*WORK TO DO*
Return each line that holds the word "label".

*EXERCISE MATERIAL*

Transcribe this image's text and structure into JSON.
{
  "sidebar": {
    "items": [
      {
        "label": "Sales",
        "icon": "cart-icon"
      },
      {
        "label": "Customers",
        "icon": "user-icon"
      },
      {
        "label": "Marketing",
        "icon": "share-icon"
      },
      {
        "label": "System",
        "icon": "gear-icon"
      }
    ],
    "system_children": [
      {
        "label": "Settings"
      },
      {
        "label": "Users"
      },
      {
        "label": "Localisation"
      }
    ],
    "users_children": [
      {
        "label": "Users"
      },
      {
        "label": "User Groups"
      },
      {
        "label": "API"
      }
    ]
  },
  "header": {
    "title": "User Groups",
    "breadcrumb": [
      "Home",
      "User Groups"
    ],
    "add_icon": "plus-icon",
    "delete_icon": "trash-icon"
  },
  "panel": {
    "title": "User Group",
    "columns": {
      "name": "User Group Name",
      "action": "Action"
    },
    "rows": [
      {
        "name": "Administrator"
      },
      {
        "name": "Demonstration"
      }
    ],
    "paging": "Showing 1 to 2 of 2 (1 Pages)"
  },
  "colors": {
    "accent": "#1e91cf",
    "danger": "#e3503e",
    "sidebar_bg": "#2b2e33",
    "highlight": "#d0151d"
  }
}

*RESPONSE TO THE EXERCISE*
        "label": "Sales",
        "label": "Customers",
        "label": "Marketing",
        "label": "System",
        "label": "Settings"
        "label": "Users"
        "label": "Localisation"
        "label": "Users"
        "label": "User Groups"
        "label": "API"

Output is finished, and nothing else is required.